ヨーロッパの冬は夜が長い。
そんな夜をシャネルやコクトーたちは何を話して過ごしたのだろう。
友人のびりーの事を少し。
ビリーはパリ大学(ソルボンヌ)の哲学科を首席で卒業。
日本語をその当時東大から来ていた先生に習い、読み書き、通訳当たり前。
僕の通訳を相手が何処の人間だろうが、同時通訳であった。
生まれはカイロのエジプト人。家族と中東に移住した頃、中東戦争。
そしてヒッチハイクでパリへ入り、パリ大学入学。
大学ではサルトルやヴォーボワールの講義を受けたと言うラッキーな奴。
実存主義の話に止まらない。
日本語、中国語(マンダリン、カントン)、韓国語、イタリア語、スペイン語
ポルトガル語、ドイツ語、ロシア語などなど全てこなせる。
日本のコミックの翻訳を随分と手掛けていた。
リアルな日本語が覚えられて楽しかったと言う。
年間に3ヶ月から4ヶ月しか働かない自由人。
例えばルーブル美術館には1000回は行っているが未だ見ていないものが沢山有ると言う。
現在66歳。今でもスカイプで話をする友人だ。
さあ、時間が来た夜の8時過ぎになっていた。
「さあ行きましょう。」
と言い汽車まで送ってくれた。
「ゆっくり寝て、起きたらイタリアだよ。」
荷物を置いて、びりーにビズー(ハグして両サイドのキスをするふらんすしきあいさつ)」
「アヴィアントー、ボン ボヤージ」と大きく手を振っているビリーを
映画に出て来るような汽車のドアに立ち見て居た。
まるで映画気分だった。
車輛に入り、寝台の部屋を探す、
あったあった、荷物は殆どない、4人用をビリーは1人用にアレンジしてくれて居た。
誰も気にせずのんびりだ。
早速、汽車の探索。
2輛くらい前にバーとレストランがあった。
今夜はもうレストランは終わっていてバーだけがオープン。
ガヤガヤと立ち飲みしていて、いろいろな言葉が聞こえて来るが
殆どはフランス語、楽しそうだ。
「中国の人?」と
恋人同士のようなふたりから話しかけられた。
ヘビーなフランスなまりの英語でフランス語が交じりながらの会話が始まる。
「一人旅??』と来た。
「はい」
「それで中国から?」
「パリに住んでいるんだけど、日本の東京の街から。」
「私たちは勿論フランス人。東洋の人達は何処の国から来たか
分かり難い」
「文化の違いも余り理解出来なから。」
何処へ行ってもまだまだ日本人とアジア諸国の区別は出来ない事は
当たり前。
フジヤマ、ゲイシャで場所によっては「刀を持って居るのか?」
聞かれてしまう。
車窓からは、少しずつ小さく成って消えて行くパリの景色。
パリを出ると時々村の明かりがポツポツと見えては消えて行く。
コンパートメントに戻り、用意して来たワインと
トランブルーで残ったソーセジをパテを肴に物思い。
そんな時、車掌ではなくスーツ姿の男の人がドアに現れた。

問題
1: 課題文の「実存主義の話に止まらない。」から「さあ、時間が来た夜の8時過ぎになっていた。」までを、「ルーブル美術館」を「オルセー美術館」に置き換えて書き直してください。
2: 課題文によると、ビリーはパリ大学のどの学科を首席で卒業しましたか。

資料

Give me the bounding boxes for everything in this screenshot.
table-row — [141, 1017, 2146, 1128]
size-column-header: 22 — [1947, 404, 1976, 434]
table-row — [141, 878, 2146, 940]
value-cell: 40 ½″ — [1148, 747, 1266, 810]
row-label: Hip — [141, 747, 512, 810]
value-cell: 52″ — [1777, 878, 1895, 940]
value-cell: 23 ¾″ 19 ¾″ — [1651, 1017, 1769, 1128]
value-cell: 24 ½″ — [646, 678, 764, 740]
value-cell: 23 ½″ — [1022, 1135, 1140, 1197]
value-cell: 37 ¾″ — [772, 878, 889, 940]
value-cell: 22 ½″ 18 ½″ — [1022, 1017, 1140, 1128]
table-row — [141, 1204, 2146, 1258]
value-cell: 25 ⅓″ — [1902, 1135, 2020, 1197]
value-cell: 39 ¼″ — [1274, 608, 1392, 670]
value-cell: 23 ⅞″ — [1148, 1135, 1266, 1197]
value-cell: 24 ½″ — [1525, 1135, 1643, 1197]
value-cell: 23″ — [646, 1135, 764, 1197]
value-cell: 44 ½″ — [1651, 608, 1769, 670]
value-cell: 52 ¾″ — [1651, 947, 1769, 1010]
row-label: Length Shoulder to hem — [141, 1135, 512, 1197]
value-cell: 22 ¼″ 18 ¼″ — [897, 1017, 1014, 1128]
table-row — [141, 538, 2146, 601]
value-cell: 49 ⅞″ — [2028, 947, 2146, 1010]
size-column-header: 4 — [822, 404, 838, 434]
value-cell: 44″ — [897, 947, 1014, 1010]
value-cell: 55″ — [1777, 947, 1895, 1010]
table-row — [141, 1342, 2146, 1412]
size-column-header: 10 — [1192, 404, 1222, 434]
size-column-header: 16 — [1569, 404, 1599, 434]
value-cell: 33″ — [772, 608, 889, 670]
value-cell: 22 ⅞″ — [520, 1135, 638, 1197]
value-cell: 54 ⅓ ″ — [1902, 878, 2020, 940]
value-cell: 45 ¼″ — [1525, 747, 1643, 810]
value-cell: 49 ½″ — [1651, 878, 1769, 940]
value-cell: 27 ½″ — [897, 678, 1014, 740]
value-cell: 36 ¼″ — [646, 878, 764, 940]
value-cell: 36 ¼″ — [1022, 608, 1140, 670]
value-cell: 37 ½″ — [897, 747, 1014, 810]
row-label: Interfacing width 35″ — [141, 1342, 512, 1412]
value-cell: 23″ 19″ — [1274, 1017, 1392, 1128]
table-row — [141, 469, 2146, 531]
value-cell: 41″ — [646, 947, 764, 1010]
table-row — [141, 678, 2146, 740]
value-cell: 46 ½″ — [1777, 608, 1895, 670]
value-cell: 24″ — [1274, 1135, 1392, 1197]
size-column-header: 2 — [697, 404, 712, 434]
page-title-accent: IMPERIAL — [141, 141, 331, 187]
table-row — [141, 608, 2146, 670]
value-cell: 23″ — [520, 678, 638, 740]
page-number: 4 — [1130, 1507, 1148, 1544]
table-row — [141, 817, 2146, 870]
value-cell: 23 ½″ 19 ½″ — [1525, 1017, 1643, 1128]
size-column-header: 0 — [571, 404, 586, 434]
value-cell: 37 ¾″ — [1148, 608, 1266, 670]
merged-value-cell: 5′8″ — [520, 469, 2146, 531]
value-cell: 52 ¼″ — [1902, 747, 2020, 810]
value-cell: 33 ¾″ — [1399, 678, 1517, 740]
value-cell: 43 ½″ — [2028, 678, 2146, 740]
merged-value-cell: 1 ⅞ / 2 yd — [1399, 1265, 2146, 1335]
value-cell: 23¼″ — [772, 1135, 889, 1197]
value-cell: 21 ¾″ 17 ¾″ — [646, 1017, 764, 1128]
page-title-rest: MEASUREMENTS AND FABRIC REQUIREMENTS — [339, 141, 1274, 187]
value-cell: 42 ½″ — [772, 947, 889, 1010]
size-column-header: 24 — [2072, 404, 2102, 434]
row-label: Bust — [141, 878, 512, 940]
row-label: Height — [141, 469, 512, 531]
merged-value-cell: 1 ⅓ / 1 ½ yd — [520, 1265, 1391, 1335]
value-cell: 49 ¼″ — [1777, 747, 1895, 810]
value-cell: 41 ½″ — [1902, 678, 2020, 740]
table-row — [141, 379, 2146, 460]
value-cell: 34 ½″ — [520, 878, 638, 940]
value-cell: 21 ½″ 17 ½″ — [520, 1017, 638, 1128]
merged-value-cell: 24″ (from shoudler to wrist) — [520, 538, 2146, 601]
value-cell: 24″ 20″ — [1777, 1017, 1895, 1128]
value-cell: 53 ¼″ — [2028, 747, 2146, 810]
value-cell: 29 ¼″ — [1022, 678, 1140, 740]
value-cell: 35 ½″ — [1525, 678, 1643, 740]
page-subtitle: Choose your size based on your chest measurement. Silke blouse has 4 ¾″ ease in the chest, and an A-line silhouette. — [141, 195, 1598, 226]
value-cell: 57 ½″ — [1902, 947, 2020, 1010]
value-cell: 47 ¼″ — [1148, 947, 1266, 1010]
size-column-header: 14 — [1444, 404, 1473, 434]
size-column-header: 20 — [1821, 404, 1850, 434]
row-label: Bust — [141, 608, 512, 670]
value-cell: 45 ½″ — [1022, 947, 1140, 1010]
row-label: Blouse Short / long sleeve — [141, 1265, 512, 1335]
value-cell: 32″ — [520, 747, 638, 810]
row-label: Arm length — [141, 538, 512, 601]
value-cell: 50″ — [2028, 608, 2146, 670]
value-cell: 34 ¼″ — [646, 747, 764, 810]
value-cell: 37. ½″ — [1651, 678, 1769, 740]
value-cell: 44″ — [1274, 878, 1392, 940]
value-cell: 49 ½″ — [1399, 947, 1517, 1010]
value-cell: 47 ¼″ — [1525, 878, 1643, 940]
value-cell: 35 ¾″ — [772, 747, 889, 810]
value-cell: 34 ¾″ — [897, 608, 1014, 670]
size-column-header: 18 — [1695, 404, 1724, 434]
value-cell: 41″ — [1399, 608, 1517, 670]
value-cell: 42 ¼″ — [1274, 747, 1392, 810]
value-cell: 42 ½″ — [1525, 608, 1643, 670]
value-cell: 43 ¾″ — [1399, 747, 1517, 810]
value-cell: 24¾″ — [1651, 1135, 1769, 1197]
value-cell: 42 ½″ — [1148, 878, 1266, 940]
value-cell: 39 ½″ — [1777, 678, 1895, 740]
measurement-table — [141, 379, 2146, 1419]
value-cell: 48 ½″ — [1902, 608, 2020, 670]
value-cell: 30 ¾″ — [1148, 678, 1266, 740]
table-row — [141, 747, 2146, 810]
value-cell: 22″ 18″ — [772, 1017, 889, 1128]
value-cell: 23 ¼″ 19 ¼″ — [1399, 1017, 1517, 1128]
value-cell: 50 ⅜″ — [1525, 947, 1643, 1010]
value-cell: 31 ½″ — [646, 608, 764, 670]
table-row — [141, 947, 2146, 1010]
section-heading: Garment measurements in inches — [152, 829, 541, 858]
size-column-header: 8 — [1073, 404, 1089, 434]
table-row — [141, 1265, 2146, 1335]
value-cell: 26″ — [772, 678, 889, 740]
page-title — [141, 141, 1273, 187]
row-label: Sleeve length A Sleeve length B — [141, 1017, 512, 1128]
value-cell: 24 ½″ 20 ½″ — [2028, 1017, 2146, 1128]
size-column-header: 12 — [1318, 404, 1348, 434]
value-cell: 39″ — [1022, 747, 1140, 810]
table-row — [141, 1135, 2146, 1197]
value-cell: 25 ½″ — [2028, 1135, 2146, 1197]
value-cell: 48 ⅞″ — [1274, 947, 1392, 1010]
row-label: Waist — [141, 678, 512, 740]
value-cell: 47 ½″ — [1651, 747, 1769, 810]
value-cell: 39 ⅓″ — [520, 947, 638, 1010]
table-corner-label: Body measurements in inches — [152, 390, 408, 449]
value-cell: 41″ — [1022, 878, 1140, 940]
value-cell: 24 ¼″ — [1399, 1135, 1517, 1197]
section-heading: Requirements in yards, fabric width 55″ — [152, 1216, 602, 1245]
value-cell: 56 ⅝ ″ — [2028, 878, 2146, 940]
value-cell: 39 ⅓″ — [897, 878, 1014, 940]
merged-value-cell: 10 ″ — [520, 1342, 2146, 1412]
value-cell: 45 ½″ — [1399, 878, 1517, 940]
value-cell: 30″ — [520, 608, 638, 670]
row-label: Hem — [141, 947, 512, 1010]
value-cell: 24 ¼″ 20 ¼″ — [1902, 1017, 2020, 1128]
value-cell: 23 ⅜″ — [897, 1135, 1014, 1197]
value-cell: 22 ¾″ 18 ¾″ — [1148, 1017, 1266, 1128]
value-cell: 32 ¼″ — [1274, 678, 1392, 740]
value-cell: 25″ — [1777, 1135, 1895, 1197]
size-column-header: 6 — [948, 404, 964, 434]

解答
1:
実存主義の話に止まらない。
日本語、中国語(マンダリン、カントン)、韓国語、イタリア語、スペイン語
ポルトガル語、ドイツ語、ロシア語などなど全てこなせる。
日本のコミックの翻訳を随分と手掛けていた。
リアルな日本語が覚えられて楽しかったと言う。
年間に3ヶ月から4ヶ月しか働かない自由人。
例えばオルセー美術館には1000回は行っているが未だ見ていないものが沢山有ると言う。
現在66歳。今でもスカイプで話をする友人だ。
さあ、時間が来た夜の8時過ぎになっていた。

2: 哲学科です。